Take the listing and print it in full, exactly as given.

§ LISTED RECORDS:
====

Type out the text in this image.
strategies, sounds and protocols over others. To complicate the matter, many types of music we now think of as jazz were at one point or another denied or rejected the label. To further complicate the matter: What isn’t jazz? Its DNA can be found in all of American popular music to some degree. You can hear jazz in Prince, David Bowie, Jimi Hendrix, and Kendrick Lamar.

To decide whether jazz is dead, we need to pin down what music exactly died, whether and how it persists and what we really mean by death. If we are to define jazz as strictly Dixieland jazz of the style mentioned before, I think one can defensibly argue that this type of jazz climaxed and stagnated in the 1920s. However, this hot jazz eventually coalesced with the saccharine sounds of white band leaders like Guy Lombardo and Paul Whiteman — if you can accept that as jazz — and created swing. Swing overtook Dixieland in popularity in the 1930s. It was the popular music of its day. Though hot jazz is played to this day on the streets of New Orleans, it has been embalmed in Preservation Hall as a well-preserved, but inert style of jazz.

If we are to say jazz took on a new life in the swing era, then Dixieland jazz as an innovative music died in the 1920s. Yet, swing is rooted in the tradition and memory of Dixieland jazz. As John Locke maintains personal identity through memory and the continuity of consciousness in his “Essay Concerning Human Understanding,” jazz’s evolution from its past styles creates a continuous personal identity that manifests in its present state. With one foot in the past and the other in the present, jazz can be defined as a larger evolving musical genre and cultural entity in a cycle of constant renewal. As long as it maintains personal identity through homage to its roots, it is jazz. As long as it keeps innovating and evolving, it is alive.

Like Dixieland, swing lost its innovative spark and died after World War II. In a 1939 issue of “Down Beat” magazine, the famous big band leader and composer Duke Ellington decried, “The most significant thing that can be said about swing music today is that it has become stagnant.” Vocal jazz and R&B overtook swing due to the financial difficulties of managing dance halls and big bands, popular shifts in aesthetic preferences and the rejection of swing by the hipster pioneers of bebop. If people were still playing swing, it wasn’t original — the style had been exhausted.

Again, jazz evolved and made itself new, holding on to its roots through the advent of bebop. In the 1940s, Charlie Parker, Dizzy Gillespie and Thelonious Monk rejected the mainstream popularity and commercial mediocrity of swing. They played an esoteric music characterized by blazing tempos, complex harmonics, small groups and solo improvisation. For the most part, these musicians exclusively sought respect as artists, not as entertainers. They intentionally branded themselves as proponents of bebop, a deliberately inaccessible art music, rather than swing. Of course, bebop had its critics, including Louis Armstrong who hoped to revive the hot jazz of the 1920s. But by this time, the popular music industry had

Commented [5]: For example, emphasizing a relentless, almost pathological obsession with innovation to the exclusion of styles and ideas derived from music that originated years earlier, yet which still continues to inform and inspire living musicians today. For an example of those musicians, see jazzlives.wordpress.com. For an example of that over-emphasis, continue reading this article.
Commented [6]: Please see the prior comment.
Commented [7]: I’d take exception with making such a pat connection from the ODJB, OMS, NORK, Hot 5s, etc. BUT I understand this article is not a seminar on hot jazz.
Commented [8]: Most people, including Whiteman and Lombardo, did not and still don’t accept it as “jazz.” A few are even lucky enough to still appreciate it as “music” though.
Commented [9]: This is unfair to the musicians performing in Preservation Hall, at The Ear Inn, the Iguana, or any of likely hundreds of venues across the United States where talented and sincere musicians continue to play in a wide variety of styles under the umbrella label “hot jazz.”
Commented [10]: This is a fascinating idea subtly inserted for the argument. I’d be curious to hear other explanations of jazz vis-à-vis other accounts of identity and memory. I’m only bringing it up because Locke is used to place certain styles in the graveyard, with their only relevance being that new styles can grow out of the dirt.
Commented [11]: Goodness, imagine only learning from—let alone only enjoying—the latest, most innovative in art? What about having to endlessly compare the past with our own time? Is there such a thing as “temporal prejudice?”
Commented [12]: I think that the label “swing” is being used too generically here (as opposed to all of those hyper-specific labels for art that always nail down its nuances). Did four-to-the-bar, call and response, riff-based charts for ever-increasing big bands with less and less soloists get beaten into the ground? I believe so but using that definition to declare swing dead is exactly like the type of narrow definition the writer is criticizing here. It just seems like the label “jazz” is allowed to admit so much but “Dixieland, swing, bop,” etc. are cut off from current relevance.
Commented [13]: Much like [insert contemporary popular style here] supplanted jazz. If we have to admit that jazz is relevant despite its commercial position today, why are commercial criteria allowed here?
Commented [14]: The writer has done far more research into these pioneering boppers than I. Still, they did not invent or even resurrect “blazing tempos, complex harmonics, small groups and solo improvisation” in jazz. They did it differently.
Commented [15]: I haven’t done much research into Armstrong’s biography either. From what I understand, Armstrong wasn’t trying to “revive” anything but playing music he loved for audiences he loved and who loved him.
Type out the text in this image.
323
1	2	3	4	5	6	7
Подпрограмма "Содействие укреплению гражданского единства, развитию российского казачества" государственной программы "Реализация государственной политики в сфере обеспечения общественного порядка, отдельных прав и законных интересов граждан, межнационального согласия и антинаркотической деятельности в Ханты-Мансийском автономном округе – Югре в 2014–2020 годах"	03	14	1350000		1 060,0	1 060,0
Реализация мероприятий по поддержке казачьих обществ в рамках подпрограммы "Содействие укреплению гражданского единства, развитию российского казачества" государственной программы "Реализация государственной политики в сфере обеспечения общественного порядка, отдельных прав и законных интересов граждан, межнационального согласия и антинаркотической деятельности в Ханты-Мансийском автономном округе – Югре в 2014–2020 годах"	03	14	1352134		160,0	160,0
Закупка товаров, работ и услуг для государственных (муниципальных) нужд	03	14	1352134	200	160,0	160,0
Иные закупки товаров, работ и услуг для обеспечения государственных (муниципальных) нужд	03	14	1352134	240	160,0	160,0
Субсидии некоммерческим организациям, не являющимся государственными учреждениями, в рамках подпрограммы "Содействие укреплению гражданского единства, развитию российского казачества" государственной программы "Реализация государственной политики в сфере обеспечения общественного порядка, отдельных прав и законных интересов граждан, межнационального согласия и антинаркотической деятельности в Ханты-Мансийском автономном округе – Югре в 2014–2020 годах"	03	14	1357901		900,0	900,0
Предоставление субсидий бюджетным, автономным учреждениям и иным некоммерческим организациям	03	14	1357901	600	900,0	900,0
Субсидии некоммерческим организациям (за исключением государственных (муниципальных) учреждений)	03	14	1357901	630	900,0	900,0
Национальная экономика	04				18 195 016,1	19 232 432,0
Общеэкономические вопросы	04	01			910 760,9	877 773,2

====

§ SOLVED PROBLEM:
Type out the text in this image.
strategies, sounds and protocols over others. To complicate the matter, many types of music we now think of as jazz were at one point or another denied or rejected the label. To further complicate the matter: What isn’t jazz? Its DNA can be found in all of American popular music to some degree. You can hear jazz in Prince, David Bowie, Jimi Hendrix, and Kendrick Lamar.

To decide whether jazz is dead, we need to pin down what music exactly died, whether and how it persists and what we really mean by death. If we are to define jazz as strictly Dixieland jazz of the style mentioned before, I think one can defensibly argue that this type of jazz climaxed and stagnated in the 1920s. However, this hot jazz eventually coalesced with the saccharine sounds of white band leaders like Guy Lombardo and Paul Whiteman — if you can accept that as jazz — and created swing. Swing overtook Dixieland in popularity in the 1930s. It was the popular music of its day. Though hot jazz is played to this day on the streets of New Orleans, it has been embalmed in Preservation Hall as a well-preserved, but inert style of jazz.

If we are to say jazz took on a new life in the swing era, then Dixieland jazz as an innovative music died in the 1920s. Yet, swing is rooted in the tradition and memory of Dixieland jazz. As John Locke maintains personal identity through memory and the continuity of consciousness in his “Essay Concerning Human Understanding,” jazz’s evolution from its past styles creates a continuous personal identity that manifests in its present state. With one foot in the past and the other in the present, jazz can be defined as a larger evolving musical genre and cultural entity in a cycle of constant renewal. As long as it maintains personal identity through homage to its roots, it is jazz. As long as it keeps innovating and evolving, it is alive.

Like Dixieland, swing lost its innovative spark and died after World War II. In a 1939 issue of “Down Beat” magazine, the famous big band leader and composer Duke Ellington decried, “The most significant thing that can be said about swing music today is that it has become stagnant.” Vocal jazz and R&B overtook swing due to the financial difficulties of managing dance halls and big bands, popular shifts in aesthetic preferences and the rejection of swing by the hipster pioneers of bebop. If people were still playing swing, it wasn’t original — the style had been exhausted.

Again, jazz evolved and made itself new, holding on to its roots through the advent of bebop. In the 1940s, Charlie Parker, Dizzy Gillespie and Thelonious Monk rejected the mainstream popularity and commercial mediocrity of swing. They played an esoteric music characterized by blazing tempos, complex harmonics, small groups and solo improvisation. For the most part, these musicians exclusively sought respect as artists, not as entertainers. They intentionally branded themselves as proponents of bebop, a deliberately inaccessible art music, rather than swing. Of course, bebop had its critics, including Louis Armstrong who hoped to revive the hot jazz of the 1920s. But by this time, the popular music industry had

Commented [5]: For example, emphasizing a relentless, almost pathological obsession with innovation to the exclusion of styles and ideas derived from music that originated years earlier, yet which still continues to inform and inspire living musicians today. For an example of those musicians, see jazzlives.wordpress.com. For an example of that over-emphasis, continue reading this article.
Commented [6]: Please see the prior comment.
Commented [7]: I’d take exception with making such a pat connection from the ODJB, OMS, NORK, Hot 5s, etc. BUT I understand this article is not a seminar on hot jazz.
Commented [8]: Most people, including Whiteman and Lombardo, did not and still don’t accept it as “jazz.” A few are even lucky enough to still appreciate it as “music” though.
Commented [9]: This is unfair to the musicians performing in Preservation Hall, at The Ear Inn, the Iguana, or any of likely hundreds of venues across the United States where talented and sincere musicians continue to play in a wide variety of styles under the umbrella label “hot jazz.”
Commented [10]: This is a fascinating idea subtly inserted for the argument. I’d be curious to hear other explanations of jazz vis-à-vis other accounts of identity and memory. I’m only bringing it up because Locke is used to place certain styles in the graveyard, with their only relevance being that new styles can grow out of the dirt.
Commented [11]: Goodness, imagine only learning from—let alone only enjoying—the latest, most innovative in art? What about having to endlessly compare the past with our own time? Is there such a thing as “temporal prejudice?”
Commented [12]: I think that the label “swing” is being used too generically here (as opposed to all of those hyper-specific labels for art that always nail down its nuances). Did four-to-the-bar, call and response, riff-based charts for ever-increasing big bands with less and less soloists get beaten into the ground? I believe so but using that definition to declare swing dead is exactly like the type of narrow definition the writer is criticizing here. It just seems like the label “jazz” is allowed to admit so much but “Dixieland, swing, bop,” etc. are cut off from current relevance.
Commented [13]: Much like [insert contemporary popular style here] supplanted jazz. If we have to admit that jazz is relevant despite its commercial position today, why are commercial criteria allowed here?
Commented [14]: The writer has done far more research into these pioneering boppers than I. Still, they did not invent or even resurrect “blazing tempos, complex harmonics, small groups and solo improvisation” in jazz. They did it differently.
Commented [15]: I haven’t done much research into Armstrong’s biography either. From what I understand, Armstrong wasn’t trying to “revive” anything but playing music he loved for audiences he loved and who loved him.
Type out the text in this image.
323
1	2	3	4	5	6	7
Подпрограмма "Содействие укреплению гражданского единства, развитию российского казачества" государственной программы "Реализация государственной политики в сфере обеспечения общественного порядка, отдельных прав и законных интересов граждан, межнационального согласия и антинаркотической деятельности в Ханты-Мансийском автономном округе – Югре в 2014–2020 годах"	03	14	1350000		1 060,0	1 060,0
Реализация мероприятий по поддержке казачьих обществ в рамках подпрограммы "Содействие укреплению гражданского единства, развитию российского казачества" государственной программы "Реализация государственной политики в сфере обеспечения общественного порядка, отдельных прав и законных интересов граждан, межнационального согласия и антинаркотической деятельности в Ханты-Мансийском автономном округе – Югре в 2014–2020 годах"	03	14	1352134		160,0	160,0
Закупка товаров, работ и услуг для государственных (муниципальных) нужд	03	14	1352134	200	160,0	160,0
Иные закупки товаров, работ и услуг для обеспечения государственных (муниципальных) нужд	03	14	1352134	240	160,0	160,0
Субсидии некоммерческим организациям, не являющимся государственными учреждениями, в рамках подпрограммы "Содействие укреплению гражданского единства, развитию российского казачества" государственной программы "Реализация государственной политики в сфере обеспечения общественного порядка, отдельных прав и законных интересов граждан, межнационального согласия и антинаркотической деятельности в Ханты-Мансийском автономном округе – Югре в 2014–2020 годах"	03	14	1357901		900,0	900,0
Предоставление субсидий бюджетным, автономным учреждениям и иным некоммерческим организациям	03	14	1357901	600	900,0	900,0
Субсидии некоммерческим организациям (за исключением государственных (муниципальных) учреждений)	03	14	1357901	630	900,0	900,0
Национальная экономика	04				18 195 016,1	19 232 432,0
Общеэкономические вопросы	04	01			910 760,9	877 773,2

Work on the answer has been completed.